* _Problem statement_
Which lines have the string "anai"? Copy all of them from the entries below.

* _Records for the task_
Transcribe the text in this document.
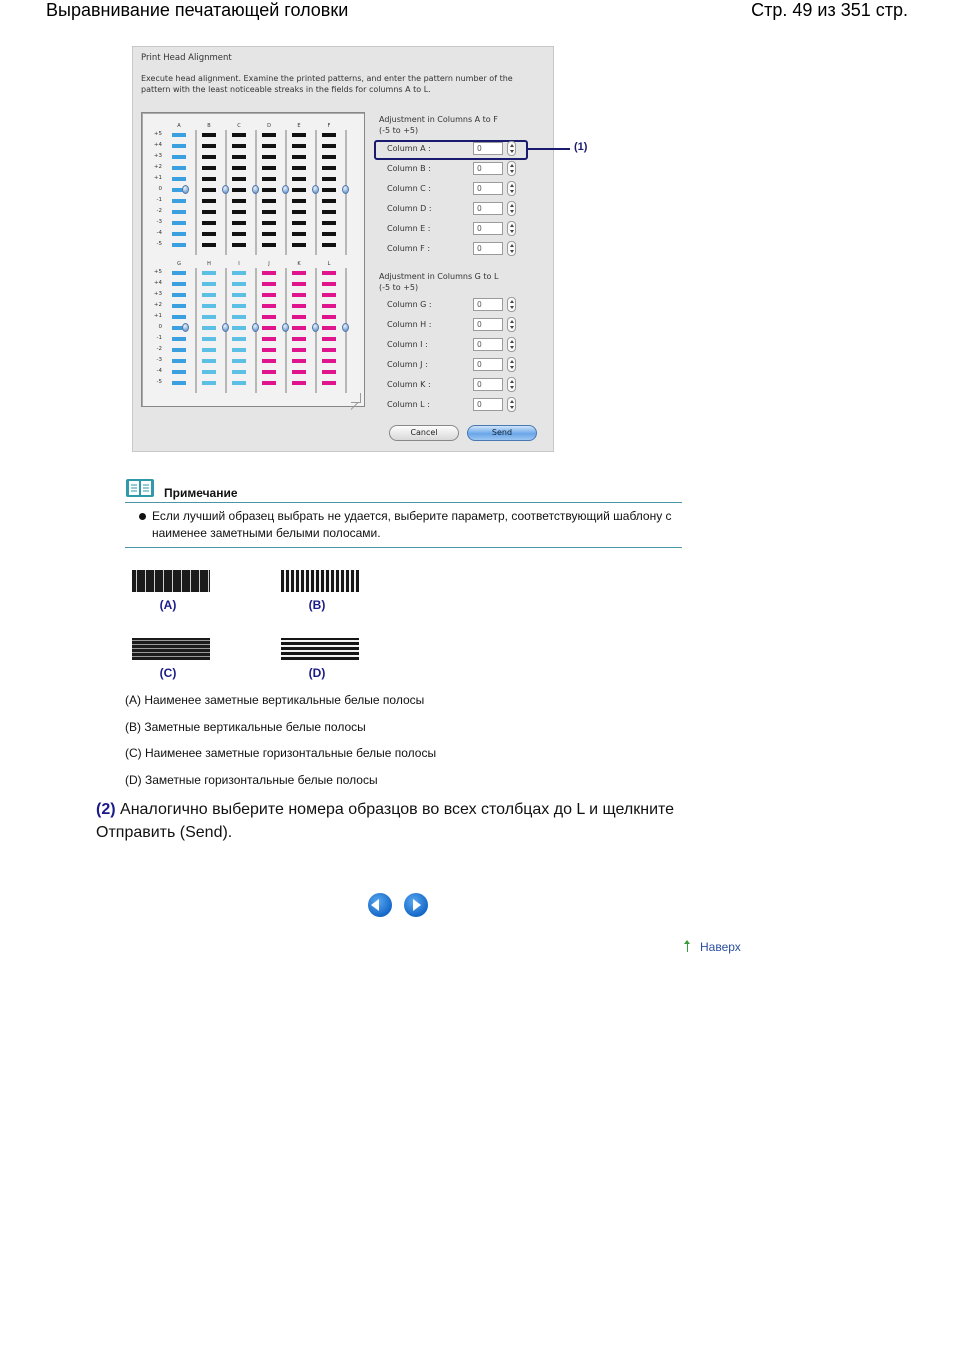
Выравнивание печатающей головки	Стр. 49 из 351 стр.
Print Head Alignment
Execute head alignment. Examine the printed patterns, and enter the pattern number of the pattern with the least noticeable streaks in the fields for columns A to L.
A	B	C	D	E	F
+5
+4
+3
+2
+1
0
-1
-2
-3
-4
-5
G	H	I	J	K	L
+5
+4
+3
+2
+1
0
-1
-2
-3
-4
-5
Adjustment in Columns A to F
(-5 to +5)
Adjustment in Columns G to L
(-5 to +5)
(1)
Cancel	Send
Column A :	0
Column B :	0
Column C :	0
Column D :	0
Column E :	0
Column F :	0
Column G :	0
Column H :	0
Column I :	0
Column J :	0
Column K :	0
Column L :	0
Примечание
Если лучший образец выбрать не удается, выберите параметр, соответствующий шаблону с наименее заметными белыми полосами.
(A)	(B)
(C)	(D)
(A) Наименее заметные вертикальные белые полосы
(B) Заметные вертикальные белые полосы
(C) Наименее заметные горизонтальные белые полосы
(D) Заметные горизонтальные белые полосы
(2) Аналогично выберите номера образцов во всех столбцах до L и щелкните Отправить (Send).
Наверх
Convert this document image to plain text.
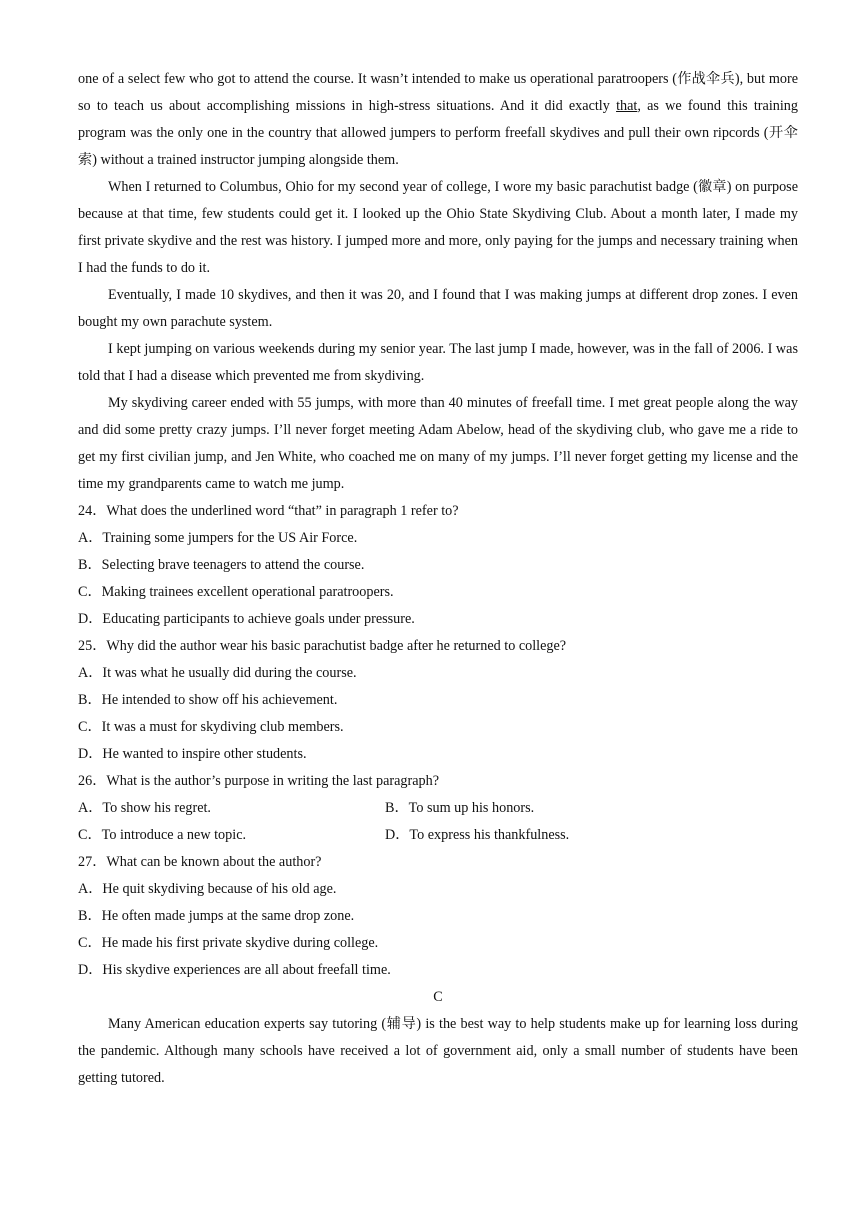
one of a select few who got to attend the course. It wasn’t intended to make us operational paratroopers (作战伞兵), but more so to teach us about accomplishing missions in high-stress situations. And it did exactly that, as we found this training program was the only one in the country that allowed jumpers to perform freefall skydives and pull their own ripcords (开伞索) without a trained instructor jumping alongside them.

When I returned to Columbus, Ohio for my second year of college, I wore my basic parachutist badge (徽章) on purpose because at that time, few students could get it. I looked up the Ohio State Skydiving Club. About a month later, I made my first private skydive and the rest was history. I jumped more and more, only paying for the jumps and necessary training when I had the funds to do it.

Eventually, I made 10 skydives, and then it was 20, and I found that I was making jumps at different drop zones. I even bought my own parachute system.

I kept jumping on various weekends during my senior year. The last jump I made, however, was in the fall of 2006. I was told that I had a disease which prevented me from skydiving.

My skydiving career ended with 55 jumps, with more than 40 minutes of freefall time. I met great people along the way and did some pretty crazy jumps. I’ll never forget meeting Adam Abelow, head of the skydiving club, who gave me a ride to get my first civilian jump, and Jen White, who coached me on many of my jumps. I’ll never forget getting my license and the time my grandparents came to watch me jump.

24．What does the underlined word “that” in paragraph 1 refer to?
A．Training some jumpers for the US Air Force.
B．Selecting brave teenagers to attend the course.
C．Making trainees excellent operational paratroopers.
D．Educating participants to achieve goals under pressure.
25．Why did the author wear his basic parachutist badge after he returned to college?
A．It was what he usually did during the course.
B．He intended to show off his achievement.
C．It was a must for skydiving club members.
D．He wanted to inspire other students.
26．What is the author’s purpose in writing the last paragraph?
A．To show his regret.	B．To sum up his honors.
C．To introduce a new topic.	D．To express his thankfulness.
27．What can be known about the author?
A．He quit skydiving because of his old age.
B．He often made jumps at the same drop zone.
C．He made his first private skydive during college.
D．His skydive experiences are all about freefall time.
C

Many American education experts say tutoring (辅导) is the best way to help students make up for learning loss during the pandemic. Although many schools have received a lot of government aid, only a small number of students have been getting tutored.
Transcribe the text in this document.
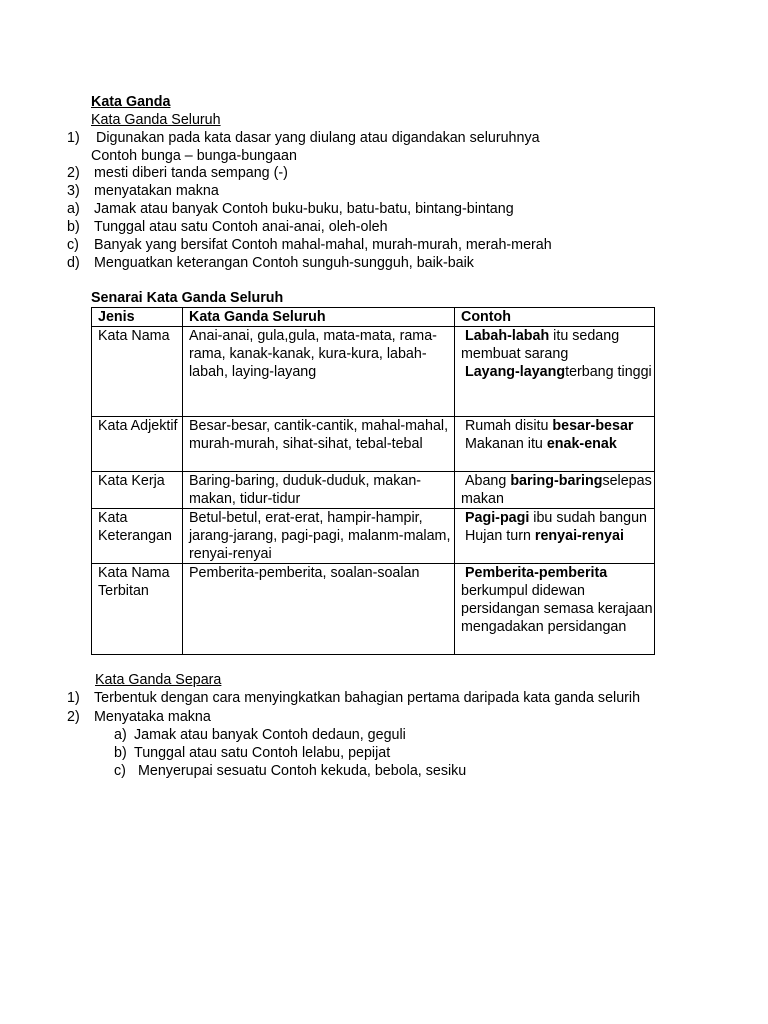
Kata Ganda
Kata Ganda Seluruh
1) Digunakan pada kata dasar yang diulang atau digandakan seluruhnya
Contoh bunga – bunga-bungaan
2) mesti diberi tanda sempang (-)
3) menyatakan makna
a) Jamak atau banyak Contoh buku-buku, batu-batu, bintang-bintang
b) Tunggal atau satu Contoh anai-anai, oleh-oleh
c) Banyak yang bersifat Contoh mahal-mahal, murah-murah, merah-merah
d) Menguatkan keterangan Contoh sunguh-sungguh, baik-baik
Senarai Kata Ganda Seluruh
Jenis	Kata Ganda Seluruh	Contoh
Kata Nama	Anai-anai, gula,gula, mata-mata, rama-rama, kanak-kanak, kura-kura, labah-labah, laying-layang	Labah-labah itu sedang membuat sarang
Layang-layangterbang tinggi

Kata Adjektif	Besar-besar, cantik-cantik, mahal-mahal, murah-murah, sihat-sihat, tebal-tebal	Rumah disitu besar-besar
Makanan itu enak-enak

Kata Kerja	Baring-baring, duduk-duduk, makan-makan, tidur-tidur	Abang baring-baringselepas makan

Kata Keterangan	Betul-betul, erat-erat, hampir-hampir, jarang-jarang, pagi-pagi, malanm-malam, renyai-renyai	Pagi-pagi ibu sudah bangun
Hujan turn renyai-renyai

Kata Nama Terbitan	Pemberita-pemberita, soalan-soalan	Pemberita-pemberita berkumpul didewan persidangan semasa kerajaan mengadakan persidangan
Kata Ganda Separa
1) Terbentuk dengan cara menyingkatkan bahagian pertama daripada kata ganda selurih
2) Menyataka makna
a) Jamak atau banyak Contoh dedaun, geguli
b) Tunggal atau satu Contoh lelabu, pepijat
c) Menyerupai sesuatu Contoh kekuda, bebola, sesiku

* _Solution for this exercise_
b) Tunggal atau satu Contoh anai-anai, oleh-oleh
Kata Nama	Anai-anai, gula,gula, mata-mata, rama-rama, kanak-kanak, kura-kura, labah-labah, laying-layang	Labah-labah itu sedang membuat sarang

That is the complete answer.